INSTRUCTIONS FOR THE TASK:
Present every line in which the string "التوعوية" appears.

* Start RECORDED DATA *

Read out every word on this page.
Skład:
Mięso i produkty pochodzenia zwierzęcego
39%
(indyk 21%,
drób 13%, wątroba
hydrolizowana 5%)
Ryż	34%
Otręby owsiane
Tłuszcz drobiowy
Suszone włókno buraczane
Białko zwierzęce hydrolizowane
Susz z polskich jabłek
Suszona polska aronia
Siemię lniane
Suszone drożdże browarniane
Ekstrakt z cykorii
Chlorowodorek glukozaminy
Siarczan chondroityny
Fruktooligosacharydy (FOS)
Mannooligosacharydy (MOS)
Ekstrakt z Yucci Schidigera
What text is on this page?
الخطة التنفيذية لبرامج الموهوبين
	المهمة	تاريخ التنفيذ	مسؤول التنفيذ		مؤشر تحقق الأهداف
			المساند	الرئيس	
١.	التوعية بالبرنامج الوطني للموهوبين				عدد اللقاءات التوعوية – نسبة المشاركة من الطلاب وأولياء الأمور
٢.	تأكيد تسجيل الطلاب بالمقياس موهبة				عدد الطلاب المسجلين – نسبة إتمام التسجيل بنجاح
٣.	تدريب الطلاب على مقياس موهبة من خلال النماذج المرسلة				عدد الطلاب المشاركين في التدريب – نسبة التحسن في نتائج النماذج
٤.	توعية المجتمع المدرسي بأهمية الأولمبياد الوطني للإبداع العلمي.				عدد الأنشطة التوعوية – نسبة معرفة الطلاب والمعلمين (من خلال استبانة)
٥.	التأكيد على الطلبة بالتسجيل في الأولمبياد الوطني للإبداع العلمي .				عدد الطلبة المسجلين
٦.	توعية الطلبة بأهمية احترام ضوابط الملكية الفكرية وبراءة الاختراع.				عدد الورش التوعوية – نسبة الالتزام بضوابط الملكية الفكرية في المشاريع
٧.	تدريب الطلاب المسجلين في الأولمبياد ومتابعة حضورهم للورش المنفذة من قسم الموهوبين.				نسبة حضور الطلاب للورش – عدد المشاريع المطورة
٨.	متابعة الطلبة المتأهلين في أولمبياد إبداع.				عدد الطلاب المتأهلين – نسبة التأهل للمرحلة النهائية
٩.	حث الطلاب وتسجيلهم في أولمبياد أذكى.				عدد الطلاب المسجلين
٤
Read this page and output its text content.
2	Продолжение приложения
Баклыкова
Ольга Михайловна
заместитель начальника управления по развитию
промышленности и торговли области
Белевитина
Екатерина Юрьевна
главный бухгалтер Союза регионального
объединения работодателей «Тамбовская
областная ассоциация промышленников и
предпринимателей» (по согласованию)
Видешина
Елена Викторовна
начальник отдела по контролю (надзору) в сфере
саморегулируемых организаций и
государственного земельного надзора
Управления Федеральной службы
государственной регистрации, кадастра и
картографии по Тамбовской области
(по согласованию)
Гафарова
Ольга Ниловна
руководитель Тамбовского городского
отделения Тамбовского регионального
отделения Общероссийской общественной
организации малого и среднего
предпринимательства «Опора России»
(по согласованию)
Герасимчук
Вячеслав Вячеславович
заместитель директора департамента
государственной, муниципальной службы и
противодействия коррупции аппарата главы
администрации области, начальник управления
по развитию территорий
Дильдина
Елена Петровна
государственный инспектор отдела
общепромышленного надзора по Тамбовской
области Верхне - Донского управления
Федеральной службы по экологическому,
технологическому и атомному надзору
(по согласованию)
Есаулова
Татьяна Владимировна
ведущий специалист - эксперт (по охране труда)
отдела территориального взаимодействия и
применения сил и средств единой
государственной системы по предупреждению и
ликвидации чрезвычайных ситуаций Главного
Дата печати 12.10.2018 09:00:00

* End RECORDED DATA *

RESPONSE TO THE TASK:
١.	التوعية بالبرنامج الوطني للموهوبين				عدد اللقاءات التوعوية – نسبة المشاركة من الطلاب وأولياء الأمور
٤.	توعية المجتمع المدرسي بأهمية الأولمبياد الوطني للإبداع العلمي.				عدد الأنشطة التوعوية – نسبة معرفة الطلاب والمعلمين (من خلال استبانة)
٦.	توعية الطلبة بأهمية احترام ضوابط الملكية الفكرية وبراءة الاختراع.				عدد الورش التوعوية – نسبة الالتزام بضوابط الملكية الفكرية في المشاريع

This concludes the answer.